# Task statement:
Set out every line bearing the string "onde".

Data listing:
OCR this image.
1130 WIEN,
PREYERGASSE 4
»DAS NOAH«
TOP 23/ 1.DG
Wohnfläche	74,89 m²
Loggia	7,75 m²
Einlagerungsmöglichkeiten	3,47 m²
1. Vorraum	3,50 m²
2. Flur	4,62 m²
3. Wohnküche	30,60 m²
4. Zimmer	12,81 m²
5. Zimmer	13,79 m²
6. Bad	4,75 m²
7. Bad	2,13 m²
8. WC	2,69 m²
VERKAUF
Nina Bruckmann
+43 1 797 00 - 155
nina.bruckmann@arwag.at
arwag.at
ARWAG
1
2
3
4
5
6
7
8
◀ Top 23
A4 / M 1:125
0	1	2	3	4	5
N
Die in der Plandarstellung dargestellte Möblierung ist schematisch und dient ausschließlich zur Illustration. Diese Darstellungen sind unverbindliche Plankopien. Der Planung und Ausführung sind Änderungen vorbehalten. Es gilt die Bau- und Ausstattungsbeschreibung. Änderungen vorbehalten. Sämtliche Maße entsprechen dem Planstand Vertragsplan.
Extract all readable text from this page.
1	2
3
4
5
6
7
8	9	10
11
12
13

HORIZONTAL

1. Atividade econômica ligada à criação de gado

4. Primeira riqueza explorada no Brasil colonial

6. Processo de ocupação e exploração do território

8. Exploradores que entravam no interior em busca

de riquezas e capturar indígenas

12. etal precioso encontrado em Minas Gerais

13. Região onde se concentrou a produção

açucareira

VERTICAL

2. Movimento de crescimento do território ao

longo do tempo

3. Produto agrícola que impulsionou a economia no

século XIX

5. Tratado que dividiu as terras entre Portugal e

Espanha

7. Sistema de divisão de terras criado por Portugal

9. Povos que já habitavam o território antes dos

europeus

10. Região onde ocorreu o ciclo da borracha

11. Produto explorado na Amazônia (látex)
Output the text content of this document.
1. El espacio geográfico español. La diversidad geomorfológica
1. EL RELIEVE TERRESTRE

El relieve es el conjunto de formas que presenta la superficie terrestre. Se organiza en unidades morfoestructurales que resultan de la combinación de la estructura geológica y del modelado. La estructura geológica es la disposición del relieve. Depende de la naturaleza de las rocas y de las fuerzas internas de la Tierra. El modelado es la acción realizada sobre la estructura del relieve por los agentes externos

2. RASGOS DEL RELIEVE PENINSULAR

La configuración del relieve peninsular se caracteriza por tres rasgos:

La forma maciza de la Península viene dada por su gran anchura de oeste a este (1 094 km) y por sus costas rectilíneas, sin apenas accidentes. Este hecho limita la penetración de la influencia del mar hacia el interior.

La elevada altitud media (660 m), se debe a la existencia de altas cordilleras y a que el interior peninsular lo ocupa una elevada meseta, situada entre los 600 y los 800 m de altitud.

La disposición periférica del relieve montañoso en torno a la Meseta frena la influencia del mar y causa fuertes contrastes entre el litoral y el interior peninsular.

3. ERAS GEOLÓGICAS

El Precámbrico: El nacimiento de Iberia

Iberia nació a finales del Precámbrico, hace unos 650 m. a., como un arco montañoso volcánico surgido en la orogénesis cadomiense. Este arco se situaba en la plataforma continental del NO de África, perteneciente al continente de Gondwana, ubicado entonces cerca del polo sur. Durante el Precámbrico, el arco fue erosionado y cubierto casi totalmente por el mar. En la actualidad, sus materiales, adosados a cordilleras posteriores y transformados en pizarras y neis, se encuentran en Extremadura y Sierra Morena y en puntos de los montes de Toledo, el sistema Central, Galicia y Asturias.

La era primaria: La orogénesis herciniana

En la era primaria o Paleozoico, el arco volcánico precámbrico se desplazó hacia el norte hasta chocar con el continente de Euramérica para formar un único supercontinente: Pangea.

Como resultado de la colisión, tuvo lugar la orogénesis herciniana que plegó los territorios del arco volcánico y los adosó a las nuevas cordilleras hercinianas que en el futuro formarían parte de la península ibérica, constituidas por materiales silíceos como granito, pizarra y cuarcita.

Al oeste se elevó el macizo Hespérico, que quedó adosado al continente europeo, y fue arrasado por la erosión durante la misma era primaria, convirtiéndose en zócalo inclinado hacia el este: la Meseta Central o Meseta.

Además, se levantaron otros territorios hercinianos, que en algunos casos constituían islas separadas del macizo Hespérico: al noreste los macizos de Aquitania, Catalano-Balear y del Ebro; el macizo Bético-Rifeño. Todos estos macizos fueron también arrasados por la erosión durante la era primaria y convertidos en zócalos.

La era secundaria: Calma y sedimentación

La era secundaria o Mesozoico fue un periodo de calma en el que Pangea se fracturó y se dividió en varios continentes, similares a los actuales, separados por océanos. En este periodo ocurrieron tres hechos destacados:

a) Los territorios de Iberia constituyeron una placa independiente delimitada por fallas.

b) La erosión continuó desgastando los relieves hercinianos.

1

# Written solution:
13. Região onde se concentrou a produção
10. Região onde ocorreu o ciclo da borracha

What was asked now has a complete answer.